Set problem = Scan the listing that follows and report how many lines contain "Adobe". Write the number alone.

[Saved entries]

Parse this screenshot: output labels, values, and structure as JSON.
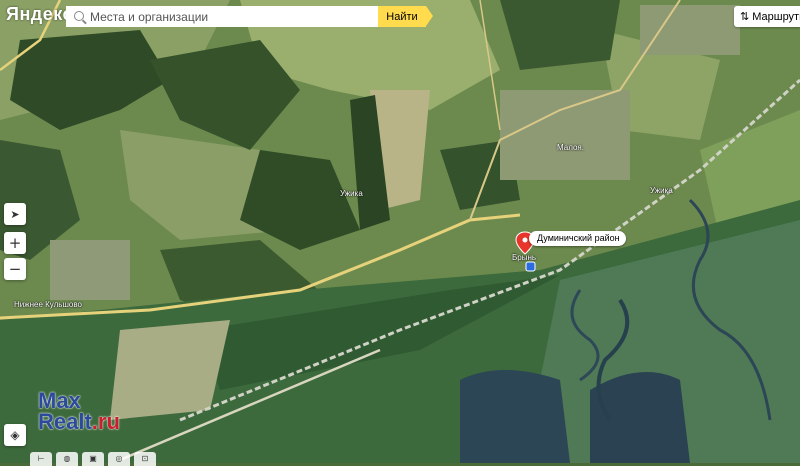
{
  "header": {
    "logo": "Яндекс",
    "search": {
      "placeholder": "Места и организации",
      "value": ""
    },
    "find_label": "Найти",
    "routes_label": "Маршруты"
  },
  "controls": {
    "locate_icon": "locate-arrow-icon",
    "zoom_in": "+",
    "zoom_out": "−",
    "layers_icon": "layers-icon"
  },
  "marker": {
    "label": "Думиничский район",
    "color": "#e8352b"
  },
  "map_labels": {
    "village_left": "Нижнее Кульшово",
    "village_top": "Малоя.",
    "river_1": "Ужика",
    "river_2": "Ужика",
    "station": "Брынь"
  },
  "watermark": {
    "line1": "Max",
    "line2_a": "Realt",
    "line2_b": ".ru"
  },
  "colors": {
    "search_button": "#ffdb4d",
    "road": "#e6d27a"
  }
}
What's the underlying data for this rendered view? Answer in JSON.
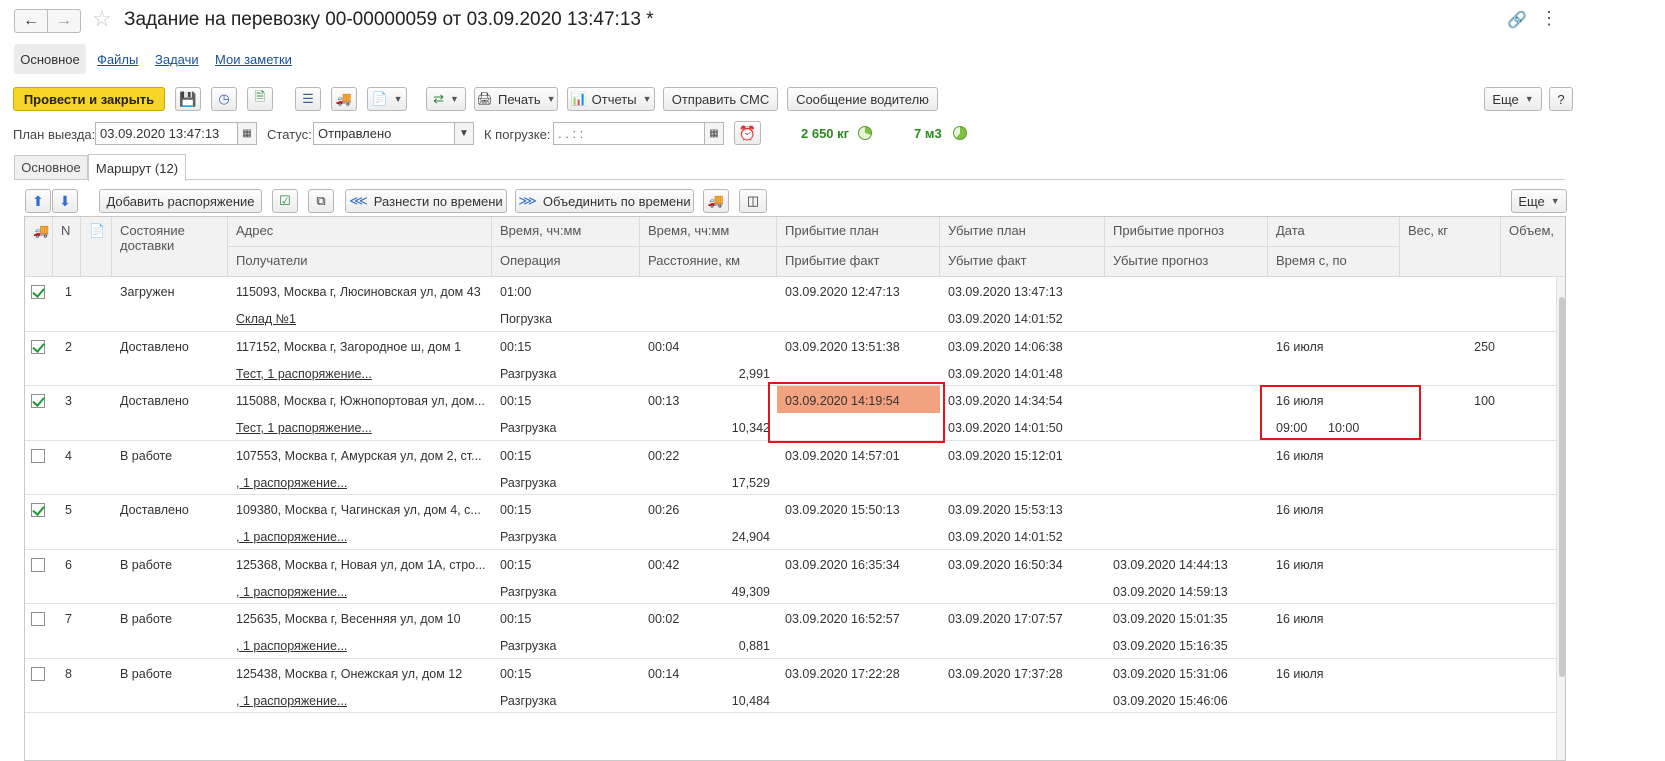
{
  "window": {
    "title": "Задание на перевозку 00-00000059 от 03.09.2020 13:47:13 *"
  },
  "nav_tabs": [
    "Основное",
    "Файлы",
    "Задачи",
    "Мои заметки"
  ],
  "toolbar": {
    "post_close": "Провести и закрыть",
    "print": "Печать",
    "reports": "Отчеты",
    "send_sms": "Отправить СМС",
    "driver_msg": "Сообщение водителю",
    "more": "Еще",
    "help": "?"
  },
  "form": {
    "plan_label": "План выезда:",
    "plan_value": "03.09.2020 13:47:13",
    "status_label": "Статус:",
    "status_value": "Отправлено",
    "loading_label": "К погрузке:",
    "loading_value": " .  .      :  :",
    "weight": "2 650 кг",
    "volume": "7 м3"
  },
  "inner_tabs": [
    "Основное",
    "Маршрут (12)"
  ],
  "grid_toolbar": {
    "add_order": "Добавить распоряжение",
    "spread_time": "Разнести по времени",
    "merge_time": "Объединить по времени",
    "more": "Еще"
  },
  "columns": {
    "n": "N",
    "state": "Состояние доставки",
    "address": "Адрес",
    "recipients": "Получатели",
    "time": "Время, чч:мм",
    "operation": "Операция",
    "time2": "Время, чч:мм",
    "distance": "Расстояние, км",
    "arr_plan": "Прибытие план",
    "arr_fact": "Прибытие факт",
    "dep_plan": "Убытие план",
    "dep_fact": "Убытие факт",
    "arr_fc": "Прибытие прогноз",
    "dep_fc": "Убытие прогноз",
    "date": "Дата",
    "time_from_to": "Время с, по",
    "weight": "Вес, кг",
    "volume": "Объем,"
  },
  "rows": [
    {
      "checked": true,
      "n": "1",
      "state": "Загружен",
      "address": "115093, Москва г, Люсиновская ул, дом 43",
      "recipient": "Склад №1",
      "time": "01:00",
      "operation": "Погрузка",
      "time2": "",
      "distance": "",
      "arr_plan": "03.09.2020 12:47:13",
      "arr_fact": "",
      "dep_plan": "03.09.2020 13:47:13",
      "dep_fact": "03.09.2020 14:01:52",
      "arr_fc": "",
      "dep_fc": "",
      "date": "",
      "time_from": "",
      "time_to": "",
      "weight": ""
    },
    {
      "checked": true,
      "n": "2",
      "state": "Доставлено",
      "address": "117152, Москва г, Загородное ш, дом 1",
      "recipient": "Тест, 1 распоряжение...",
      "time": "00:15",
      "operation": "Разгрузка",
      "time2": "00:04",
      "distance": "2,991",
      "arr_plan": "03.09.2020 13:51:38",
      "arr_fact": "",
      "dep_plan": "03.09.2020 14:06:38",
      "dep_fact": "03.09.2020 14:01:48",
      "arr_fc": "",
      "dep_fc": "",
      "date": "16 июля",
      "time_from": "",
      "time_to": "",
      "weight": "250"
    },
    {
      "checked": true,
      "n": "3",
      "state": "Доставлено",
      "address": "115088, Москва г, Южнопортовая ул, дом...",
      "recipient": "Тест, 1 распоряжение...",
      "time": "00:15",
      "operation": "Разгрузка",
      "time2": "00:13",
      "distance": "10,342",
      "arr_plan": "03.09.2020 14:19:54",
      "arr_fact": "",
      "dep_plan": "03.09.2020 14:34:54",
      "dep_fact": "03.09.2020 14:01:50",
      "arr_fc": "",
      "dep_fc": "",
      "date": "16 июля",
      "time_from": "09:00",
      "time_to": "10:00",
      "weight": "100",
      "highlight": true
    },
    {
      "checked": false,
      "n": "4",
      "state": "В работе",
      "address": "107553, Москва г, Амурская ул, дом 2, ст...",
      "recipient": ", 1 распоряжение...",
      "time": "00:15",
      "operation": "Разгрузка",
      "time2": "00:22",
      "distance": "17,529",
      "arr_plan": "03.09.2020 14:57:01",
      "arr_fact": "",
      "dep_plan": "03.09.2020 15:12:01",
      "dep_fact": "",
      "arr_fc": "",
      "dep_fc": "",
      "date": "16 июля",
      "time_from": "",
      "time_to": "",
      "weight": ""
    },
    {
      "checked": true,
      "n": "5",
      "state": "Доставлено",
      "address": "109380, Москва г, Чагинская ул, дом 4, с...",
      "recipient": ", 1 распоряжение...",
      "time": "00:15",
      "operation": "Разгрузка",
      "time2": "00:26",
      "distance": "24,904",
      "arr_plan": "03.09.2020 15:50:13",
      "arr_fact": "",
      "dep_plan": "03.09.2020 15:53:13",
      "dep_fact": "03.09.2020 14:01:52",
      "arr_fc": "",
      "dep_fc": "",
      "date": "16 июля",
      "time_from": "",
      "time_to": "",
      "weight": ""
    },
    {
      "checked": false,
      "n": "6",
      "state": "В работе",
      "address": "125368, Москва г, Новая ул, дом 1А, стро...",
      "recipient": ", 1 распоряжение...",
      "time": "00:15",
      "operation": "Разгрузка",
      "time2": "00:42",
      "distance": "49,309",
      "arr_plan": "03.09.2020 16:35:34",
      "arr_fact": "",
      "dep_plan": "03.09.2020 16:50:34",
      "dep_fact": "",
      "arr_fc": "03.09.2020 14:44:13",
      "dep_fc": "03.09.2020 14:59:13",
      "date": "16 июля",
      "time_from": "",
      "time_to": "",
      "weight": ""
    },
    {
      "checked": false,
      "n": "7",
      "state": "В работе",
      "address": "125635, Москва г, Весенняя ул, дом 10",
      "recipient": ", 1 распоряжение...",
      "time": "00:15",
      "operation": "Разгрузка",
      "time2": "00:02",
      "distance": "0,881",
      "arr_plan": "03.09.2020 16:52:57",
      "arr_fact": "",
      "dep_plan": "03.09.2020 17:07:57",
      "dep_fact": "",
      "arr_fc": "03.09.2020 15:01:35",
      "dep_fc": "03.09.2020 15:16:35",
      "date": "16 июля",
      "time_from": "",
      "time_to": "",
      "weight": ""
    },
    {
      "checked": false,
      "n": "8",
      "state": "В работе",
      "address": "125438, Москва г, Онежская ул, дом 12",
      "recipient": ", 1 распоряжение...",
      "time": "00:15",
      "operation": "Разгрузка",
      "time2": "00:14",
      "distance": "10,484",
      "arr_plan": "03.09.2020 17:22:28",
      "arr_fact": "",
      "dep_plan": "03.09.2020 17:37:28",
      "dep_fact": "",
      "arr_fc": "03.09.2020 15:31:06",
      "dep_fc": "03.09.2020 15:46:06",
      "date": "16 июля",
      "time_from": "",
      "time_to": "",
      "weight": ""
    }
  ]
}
--
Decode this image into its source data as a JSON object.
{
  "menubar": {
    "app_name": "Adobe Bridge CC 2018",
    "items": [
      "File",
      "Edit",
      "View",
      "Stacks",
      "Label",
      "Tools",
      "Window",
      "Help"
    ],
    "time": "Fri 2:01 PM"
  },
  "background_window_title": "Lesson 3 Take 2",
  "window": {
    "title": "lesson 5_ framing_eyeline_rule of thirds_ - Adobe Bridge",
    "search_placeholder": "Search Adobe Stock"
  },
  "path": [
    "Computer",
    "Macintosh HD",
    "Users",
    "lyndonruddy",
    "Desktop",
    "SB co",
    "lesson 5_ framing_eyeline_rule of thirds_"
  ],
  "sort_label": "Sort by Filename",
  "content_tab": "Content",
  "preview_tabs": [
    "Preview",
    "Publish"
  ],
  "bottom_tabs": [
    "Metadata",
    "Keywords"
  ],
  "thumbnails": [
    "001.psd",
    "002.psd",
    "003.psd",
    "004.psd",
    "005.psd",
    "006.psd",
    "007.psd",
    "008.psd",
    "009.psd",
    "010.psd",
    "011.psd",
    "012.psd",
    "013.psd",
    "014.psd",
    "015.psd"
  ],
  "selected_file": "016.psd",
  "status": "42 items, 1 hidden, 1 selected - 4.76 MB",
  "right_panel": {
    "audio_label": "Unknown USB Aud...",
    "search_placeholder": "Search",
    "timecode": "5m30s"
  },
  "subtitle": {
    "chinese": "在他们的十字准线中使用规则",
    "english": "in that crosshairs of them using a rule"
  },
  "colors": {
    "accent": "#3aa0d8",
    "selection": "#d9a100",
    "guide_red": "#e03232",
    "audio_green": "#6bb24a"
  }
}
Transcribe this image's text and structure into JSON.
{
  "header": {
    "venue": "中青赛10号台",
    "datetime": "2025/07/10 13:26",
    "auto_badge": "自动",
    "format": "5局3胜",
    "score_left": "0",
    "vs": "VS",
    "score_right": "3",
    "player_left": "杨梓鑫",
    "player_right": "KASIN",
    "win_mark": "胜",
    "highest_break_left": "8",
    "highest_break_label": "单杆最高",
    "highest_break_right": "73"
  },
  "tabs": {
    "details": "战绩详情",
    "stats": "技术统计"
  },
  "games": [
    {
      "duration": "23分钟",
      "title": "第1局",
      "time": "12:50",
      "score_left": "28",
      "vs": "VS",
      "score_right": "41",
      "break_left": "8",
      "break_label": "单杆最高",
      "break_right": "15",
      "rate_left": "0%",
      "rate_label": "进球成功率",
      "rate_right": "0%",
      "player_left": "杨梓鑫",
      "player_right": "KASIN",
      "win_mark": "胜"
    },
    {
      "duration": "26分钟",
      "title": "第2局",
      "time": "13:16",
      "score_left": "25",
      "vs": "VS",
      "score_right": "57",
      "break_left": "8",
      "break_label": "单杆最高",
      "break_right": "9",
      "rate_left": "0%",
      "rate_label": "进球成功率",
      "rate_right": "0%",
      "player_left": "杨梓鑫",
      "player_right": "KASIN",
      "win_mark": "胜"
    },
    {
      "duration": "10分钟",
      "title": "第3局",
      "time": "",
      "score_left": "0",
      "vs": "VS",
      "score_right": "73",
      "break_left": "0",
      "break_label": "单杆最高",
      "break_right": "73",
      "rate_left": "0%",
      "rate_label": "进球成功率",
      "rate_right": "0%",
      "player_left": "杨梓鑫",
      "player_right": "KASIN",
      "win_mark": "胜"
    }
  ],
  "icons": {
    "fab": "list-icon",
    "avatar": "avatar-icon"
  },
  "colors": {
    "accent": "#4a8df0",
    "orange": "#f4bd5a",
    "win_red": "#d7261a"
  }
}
...
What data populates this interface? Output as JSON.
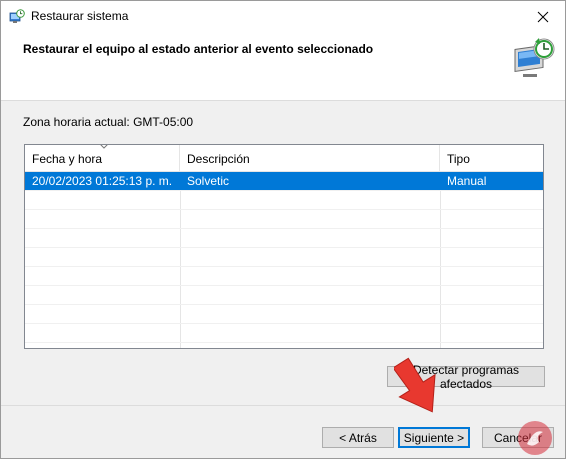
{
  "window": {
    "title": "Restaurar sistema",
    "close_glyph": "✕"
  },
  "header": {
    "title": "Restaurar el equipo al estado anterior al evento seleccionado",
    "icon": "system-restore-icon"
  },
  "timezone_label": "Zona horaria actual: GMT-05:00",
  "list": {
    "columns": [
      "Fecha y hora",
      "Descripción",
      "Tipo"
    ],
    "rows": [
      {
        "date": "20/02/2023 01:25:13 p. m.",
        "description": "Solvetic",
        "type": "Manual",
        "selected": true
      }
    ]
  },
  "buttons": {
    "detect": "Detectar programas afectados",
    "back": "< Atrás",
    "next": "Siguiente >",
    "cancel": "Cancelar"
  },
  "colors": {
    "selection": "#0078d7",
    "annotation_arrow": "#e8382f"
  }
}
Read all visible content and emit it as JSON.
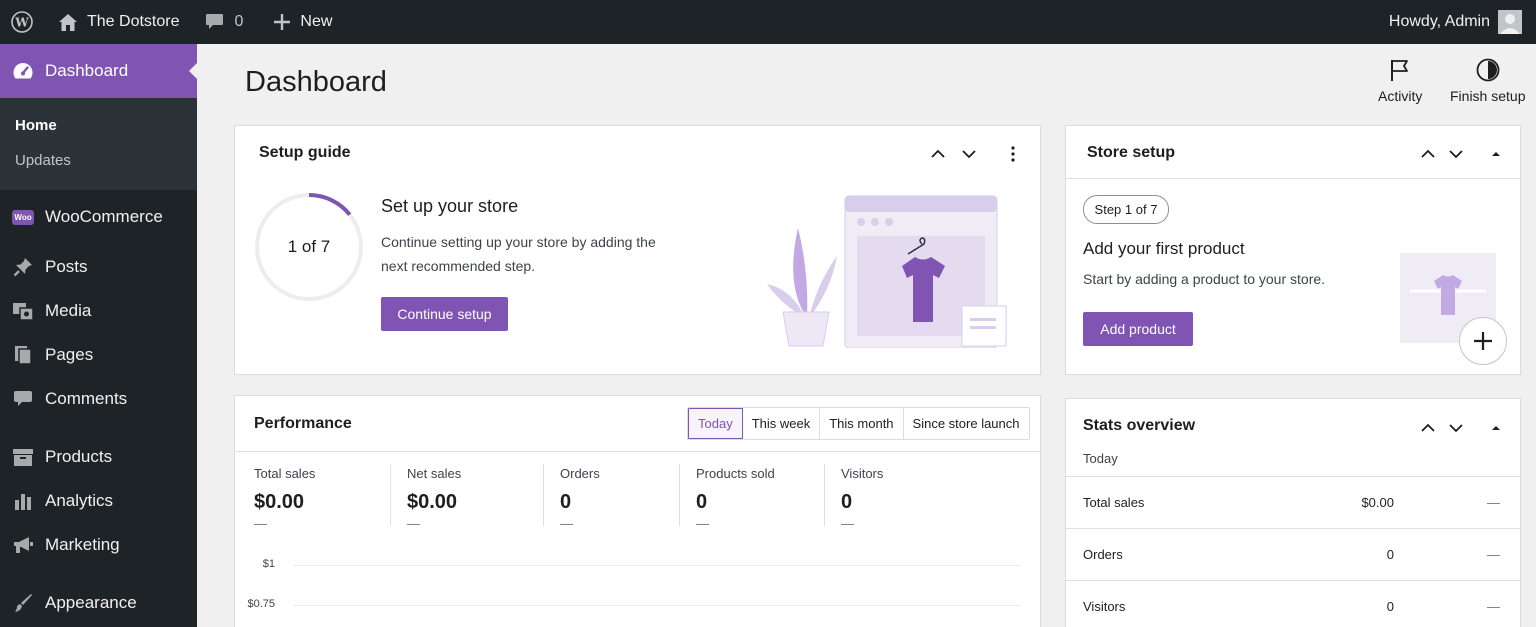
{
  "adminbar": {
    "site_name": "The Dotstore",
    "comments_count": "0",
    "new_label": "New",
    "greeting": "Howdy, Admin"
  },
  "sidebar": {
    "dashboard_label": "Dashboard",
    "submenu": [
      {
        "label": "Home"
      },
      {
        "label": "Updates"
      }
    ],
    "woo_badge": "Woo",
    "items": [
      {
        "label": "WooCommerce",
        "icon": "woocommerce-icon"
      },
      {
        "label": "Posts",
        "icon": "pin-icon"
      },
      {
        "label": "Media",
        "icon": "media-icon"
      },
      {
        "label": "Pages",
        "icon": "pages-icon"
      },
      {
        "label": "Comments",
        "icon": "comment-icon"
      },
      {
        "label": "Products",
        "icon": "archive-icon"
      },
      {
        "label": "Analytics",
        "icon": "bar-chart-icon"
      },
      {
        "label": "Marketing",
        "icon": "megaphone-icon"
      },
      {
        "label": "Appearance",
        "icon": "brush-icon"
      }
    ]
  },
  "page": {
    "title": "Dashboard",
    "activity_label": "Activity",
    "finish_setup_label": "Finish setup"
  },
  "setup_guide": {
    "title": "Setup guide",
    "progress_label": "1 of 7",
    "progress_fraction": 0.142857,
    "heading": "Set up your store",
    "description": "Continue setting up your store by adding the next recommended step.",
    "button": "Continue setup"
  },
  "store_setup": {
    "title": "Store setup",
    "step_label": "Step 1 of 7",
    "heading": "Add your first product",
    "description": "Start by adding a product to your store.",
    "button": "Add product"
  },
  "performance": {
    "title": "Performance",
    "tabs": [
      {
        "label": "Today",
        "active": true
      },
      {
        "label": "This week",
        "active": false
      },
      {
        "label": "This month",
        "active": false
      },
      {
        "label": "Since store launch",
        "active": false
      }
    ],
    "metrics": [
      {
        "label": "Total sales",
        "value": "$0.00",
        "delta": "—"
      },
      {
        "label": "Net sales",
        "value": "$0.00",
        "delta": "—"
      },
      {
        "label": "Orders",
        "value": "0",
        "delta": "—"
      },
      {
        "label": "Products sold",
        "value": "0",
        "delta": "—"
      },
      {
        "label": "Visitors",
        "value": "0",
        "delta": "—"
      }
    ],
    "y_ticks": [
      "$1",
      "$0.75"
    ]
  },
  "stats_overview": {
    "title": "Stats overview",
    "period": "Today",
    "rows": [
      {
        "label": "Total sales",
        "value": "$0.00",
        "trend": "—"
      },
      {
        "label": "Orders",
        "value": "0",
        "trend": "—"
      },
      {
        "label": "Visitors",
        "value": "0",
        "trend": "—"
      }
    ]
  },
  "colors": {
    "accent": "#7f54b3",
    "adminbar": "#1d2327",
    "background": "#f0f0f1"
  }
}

Output below = 3